──────── Records supplied ────────
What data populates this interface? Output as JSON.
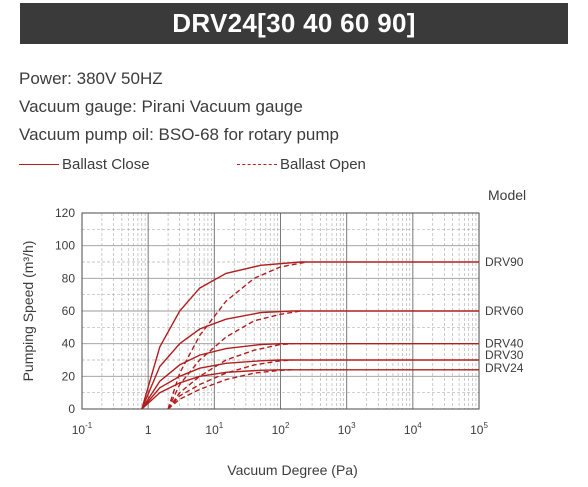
{
  "header": {
    "title": "DRV24[30 40 60 90]"
  },
  "info": {
    "power": "Power: 380V 50HZ",
    "gauge": "Vacuum gauge: Pirani Vacuum gauge",
    "oil": "Vacuum pump oil: BSO-68 for rotary pump"
  },
  "legend": {
    "solid": "Ballast Close",
    "dashed": "Ballast Open"
  },
  "colors": {
    "curve": "#b11e1e",
    "title_bg": "#3a3a3a"
  },
  "chart_data": {
    "type": "line",
    "xlabel": "Vacuum Degree (Pa)",
    "ylabel": "Pumping Speed (m³/h)",
    "model_label": "Model",
    "x_scale": "log",
    "xlim": [
      0.1,
      100000
    ],
    "ylim": [
      0,
      120
    ],
    "x_ticks": [
      {
        "base": "10",
        "exp": "-1",
        "value": 0.1
      },
      {
        "base": "1",
        "exp": "",
        "value": 1
      },
      {
        "base": "10",
        "exp": "1",
        "value": 10
      },
      {
        "base": "10",
        "exp": "2",
        "value": 100
      },
      {
        "base": "10",
        "exp": "3",
        "value": 1000
      },
      {
        "base": "10",
        "exp": "4",
        "value": 10000
      },
      {
        "base": "10",
        "exp": "5",
        "value": 100000
      }
    ],
    "y_ticks": [
      0,
      20,
      40,
      60,
      80,
      100,
      120
    ],
    "grid": true,
    "series": [
      {
        "name": "DRV90",
        "style": "solid",
        "points": [
          [
            0.8,
            0
          ],
          [
            1.5,
            38
          ],
          [
            3,
            60
          ],
          [
            6,
            74
          ],
          [
            15,
            83
          ],
          [
            50,
            88
          ],
          [
            200,
            90
          ],
          [
            100000,
            90
          ]
        ]
      },
      {
        "name": "DRV90",
        "style": "dashed",
        "points": [
          [
            2,
            0
          ],
          [
            3,
            22
          ],
          [
            6,
            45
          ],
          [
            15,
            66
          ],
          [
            40,
            80
          ],
          [
            100,
            87
          ],
          [
            250,
            90
          ]
        ]
      },
      {
        "name": "DRV60",
        "style": "solid",
        "points": [
          [
            0.8,
            0
          ],
          [
            1.5,
            26
          ],
          [
            3,
            40
          ],
          [
            6,
            49
          ],
          [
            15,
            55
          ],
          [
            50,
            59
          ],
          [
            150,
            60
          ],
          [
            100000,
            60
          ]
        ]
      },
      {
        "name": "DRV60",
        "style": "dashed",
        "points": [
          [
            2,
            0
          ],
          [
            3,
            15
          ],
          [
            6,
            30
          ],
          [
            15,
            44
          ],
          [
            40,
            54
          ],
          [
            100,
            58
          ],
          [
            200,
            60
          ]
        ]
      },
      {
        "name": "DRV40",
        "style": "solid",
        "points": [
          [
            0.8,
            0
          ],
          [
            1.5,
            17
          ],
          [
            3,
            27
          ],
          [
            6,
            33
          ],
          [
            15,
            37
          ],
          [
            50,
            39.5
          ],
          [
            100,
            40
          ],
          [
            100000,
            40
          ]
        ]
      },
      {
        "name": "DRV40",
        "style": "dashed",
        "points": [
          [
            2,
            0
          ],
          [
            3,
            10
          ],
          [
            6,
            20
          ],
          [
            15,
            30
          ],
          [
            40,
            36
          ],
          [
            100,
            39.5
          ],
          [
            150,
            40
          ]
        ]
      },
      {
        "name": "DRV30",
        "style": "solid",
        "points": [
          [
            0.8,
            0
          ],
          [
            1.5,
            13
          ],
          [
            3,
            20
          ],
          [
            6,
            25
          ],
          [
            15,
            28
          ],
          [
            50,
            29.5
          ],
          [
            100,
            30
          ],
          [
            100000,
            30
          ]
        ]
      },
      {
        "name": "DRV30",
        "style": "dashed",
        "points": [
          [
            2,
            0
          ],
          [
            3,
            8
          ],
          [
            6,
            15
          ],
          [
            15,
            22
          ],
          [
            40,
            27
          ],
          [
            100,
            29.5
          ],
          [
            150,
            30
          ]
        ]
      },
      {
        "name": "DRV24",
        "style": "solid",
        "points": [
          [
            0.8,
            0
          ],
          [
            1.5,
            10
          ],
          [
            3,
            16
          ],
          [
            6,
            20
          ],
          [
            15,
            22.5
          ],
          [
            50,
            23.7
          ],
          [
            100,
            24
          ],
          [
            100000,
            24
          ]
        ]
      },
      {
        "name": "DRV24",
        "style": "dashed",
        "points": [
          [
            2,
            0
          ],
          [
            3,
            6
          ],
          [
            6,
            12
          ],
          [
            15,
            18
          ],
          [
            40,
            22
          ],
          [
            100,
            23.7
          ],
          [
            150,
            24
          ]
        ]
      }
    ],
    "end_labels": [
      {
        "text": "DRV90",
        "y": 90
      },
      {
        "text": "DRV60",
        "y": 60
      },
      {
        "text": "DRV40",
        "y": 40
      },
      {
        "text": "DRV30",
        "y": 33
      },
      {
        "text": "DRV24",
        "y": 25
      }
    ]
  }
}
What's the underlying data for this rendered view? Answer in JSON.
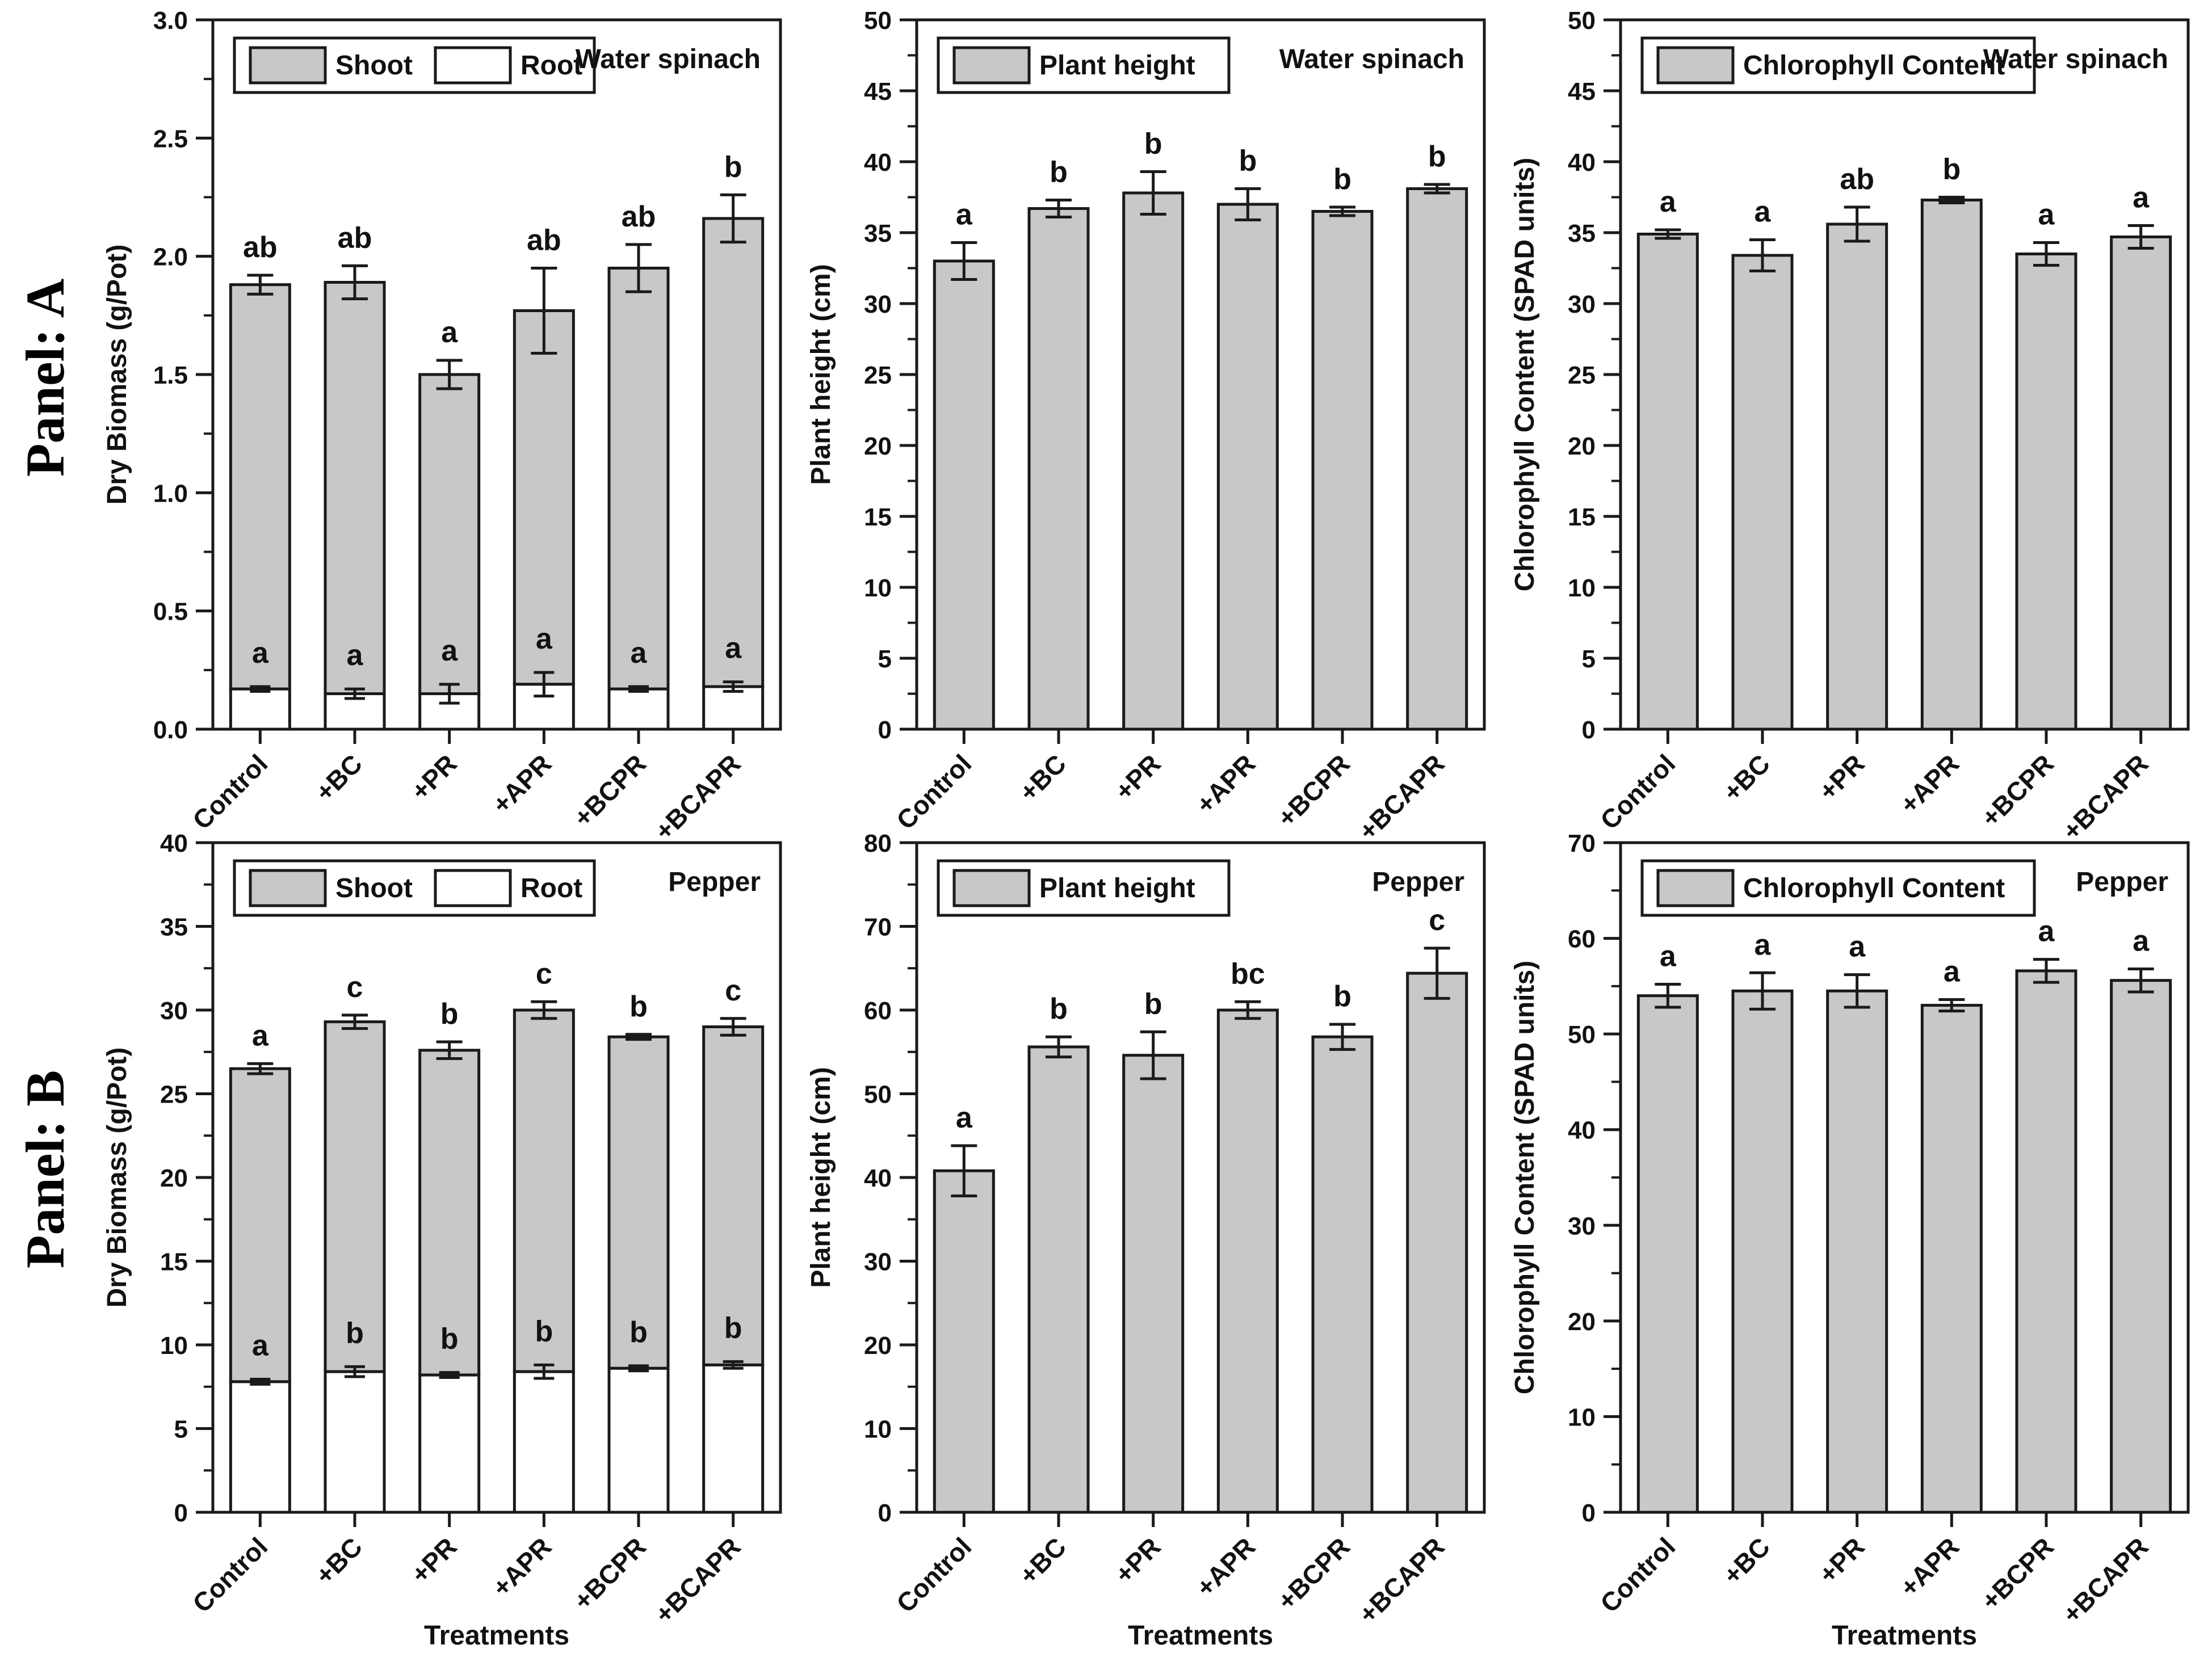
{
  "panels": [
    {
      "label": "Panel: A"
    },
    {
      "label": "Panel: B"
    }
  ],
  "xlabel": "Treatments",
  "colors": {
    "background": "#ffffff",
    "bar_fill": "#c8c8c8",
    "bar_stroke": "#1a1a1a",
    "axis": "#1a1a1a",
    "text": "#111111"
  },
  "chart_data": [
    {
      "type": "bar",
      "panel": "A",
      "annotation": "Water spinach",
      "ylabel": "Dry Biomass (g/Pot)",
      "ylim": [
        0,
        3.0
      ],
      "ytick_step": 0.5,
      "ytick_decimals": 1,
      "grid": false,
      "legend_position": "top-left",
      "stacked": true,
      "show_xlabel": false,
      "categories": [
        "Control",
        "+BC",
        "+PR",
        "+APR",
        "+BCPR",
        "+BCAPR"
      ],
      "legend": [
        {
          "label": "Shoot",
          "fill": "gray"
        },
        {
          "label": "Root",
          "fill": "white"
        }
      ],
      "series": {
        "root": {
          "name": "Root",
          "values": [
            0.17,
            0.15,
            0.15,
            0.19,
            0.17,
            0.18
          ],
          "errors": [
            0.01,
            0.02,
            0.04,
            0.05,
            0.01,
            0.02
          ],
          "letters": [
            "a",
            "a",
            "a",
            "a",
            "a",
            "a"
          ]
        },
        "total": {
          "name": "Shoot + Root total",
          "values": [
            1.88,
            1.89,
            1.5,
            1.77,
            1.95,
            2.16
          ],
          "errors": [
            0.04,
            0.07,
            0.06,
            0.18,
            0.1,
            0.1
          ],
          "letters": [
            "ab",
            "ab",
            "a",
            "ab",
            "ab",
            "b"
          ]
        }
      }
    },
    {
      "type": "bar",
      "panel": "A",
      "annotation": "Water spinach",
      "ylabel": "Plant height (cm)",
      "ylim": [
        0,
        50
      ],
      "ytick_step": 5,
      "ytick_decimals": 0,
      "grid": false,
      "legend_position": "top-left",
      "stacked": false,
      "show_xlabel": false,
      "categories": [
        "Control",
        "+BC",
        "+PR",
        "+APR",
        "+BCPR",
        "+BCAPR"
      ],
      "legend": [
        {
          "label": "Plant height",
          "fill": "gray"
        }
      ],
      "series": {
        "total": {
          "name": "Plant height",
          "values": [
            33.0,
            36.7,
            37.8,
            37.0,
            36.5,
            38.1
          ],
          "errors": [
            1.3,
            0.6,
            1.5,
            1.1,
            0.3,
            0.3
          ],
          "letters": [
            "a",
            "b",
            "b",
            "b",
            "b",
            "b"
          ]
        }
      }
    },
    {
      "type": "bar",
      "panel": "A",
      "annotation": "Water spinach",
      "ylabel": "Chlorophyll Content (SPAD units)",
      "ylim": [
        0,
        50
      ],
      "ytick_step": 5,
      "ytick_decimals": 0,
      "grid": false,
      "legend_position": "top-left",
      "stacked": false,
      "show_xlabel": false,
      "categories": [
        "Control",
        "+BC",
        "+PR",
        "+APR",
        "+BCPR",
        "+BCAPR"
      ],
      "legend": [
        {
          "label": "Chlorophyll Content",
          "fill": "gray"
        }
      ],
      "series": {
        "total": {
          "name": "Chlorophyll Content",
          "values": [
            34.9,
            33.4,
            35.6,
            37.3,
            33.5,
            34.7
          ],
          "errors": [
            0.3,
            1.1,
            1.2,
            0.2,
            0.8,
            0.8
          ],
          "letters": [
            "a",
            "a",
            "ab",
            "b",
            "a",
            "a"
          ]
        }
      }
    },
    {
      "type": "bar",
      "panel": "B",
      "annotation": "Pepper",
      "ylabel": "Dry Biomass (g/Pot)",
      "ylim": [
        0,
        40
      ],
      "ytick_step": 5,
      "ytick_decimals": 0,
      "grid": false,
      "legend_position": "top-left",
      "stacked": true,
      "show_xlabel": true,
      "categories": [
        "Control",
        "+BC",
        "+PR",
        "+APR",
        "+BCPR",
        "+BCAPR"
      ],
      "legend": [
        {
          "label": "Shoot",
          "fill": "gray"
        },
        {
          "label": "Root",
          "fill": "white"
        }
      ],
      "series": {
        "root": {
          "name": "Root",
          "values": [
            7.8,
            8.4,
            8.2,
            8.4,
            8.6,
            8.8
          ],
          "errors": [
            0.15,
            0.3,
            0.15,
            0.4,
            0.15,
            0.2
          ],
          "letters": [
            "a",
            "b",
            "b",
            "b",
            "b",
            "b"
          ]
        },
        "total": {
          "name": "Shoot + Root total",
          "values": [
            26.5,
            29.3,
            27.6,
            30.0,
            28.4,
            29.0
          ],
          "errors": [
            0.3,
            0.4,
            0.5,
            0.5,
            0.15,
            0.5
          ],
          "letters": [
            "a",
            "c",
            "b",
            "c",
            "b",
            "c"
          ]
        }
      }
    },
    {
      "type": "bar",
      "panel": "B",
      "annotation": "Pepper",
      "ylabel": "Plant height (cm)",
      "ylim": [
        0,
        80
      ],
      "ytick_step": 10,
      "ytick_decimals": 0,
      "grid": false,
      "legend_position": "top-left",
      "stacked": false,
      "show_xlabel": true,
      "categories": [
        "Control",
        "+BC",
        "+PR",
        "+APR",
        "+BCPR",
        "+BCAPR"
      ],
      "legend": [
        {
          "label": "Plant height",
          "fill": "gray"
        }
      ],
      "series": {
        "total": {
          "name": "Plant height",
          "values": [
            40.8,
            55.6,
            54.6,
            60.0,
            56.8,
            64.4
          ],
          "errors": [
            3.0,
            1.2,
            2.8,
            1.0,
            1.5,
            3.0
          ],
          "letters": [
            "a",
            "b",
            "b",
            "bc",
            "b",
            "c"
          ]
        }
      }
    },
    {
      "type": "bar",
      "panel": "B",
      "annotation": "Pepper",
      "ylabel": "Chlorophyll Content (SPAD units)",
      "ylim": [
        0,
        70
      ],
      "ytick_step": 10,
      "ytick_decimals": 0,
      "grid": false,
      "legend_position": "top-left",
      "stacked": false,
      "show_xlabel": true,
      "categories": [
        "Control",
        "+BC",
        "+PR",
        "+APR",
        "+BCPR",
        "+BCAPR"
      ],
      "legend": [
        {
          "label": "Chlorophyll Content",
          "fill": "gray"
        }
      ],
      "series": {
        "total": {
          "name": "Chlorophyll Content",
          "values": [
            54.0,
            54.5,
            54.5,
            53.0,
            56.6,
            55.6
          ],
          "errors": [
            1.2,
            1.9,
            1.7,
            0.6,
            1.2,
            1.2
          ],
          "letters": [
            "a",
            "a",
            "a",
            "a",
            "a",
            "a"
          ]
        }
      }
    }
  ]
}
────────
◆ **Aim of the task**
In the listing above, find each line with the word "text" and copy it.

◆ **Finished task**
        "text": "DRV90",
        "text": "DRV60",
        "text": "DRV40",
        "text": "DRV30",
        "text": "DRV24",
    "text": "#111111"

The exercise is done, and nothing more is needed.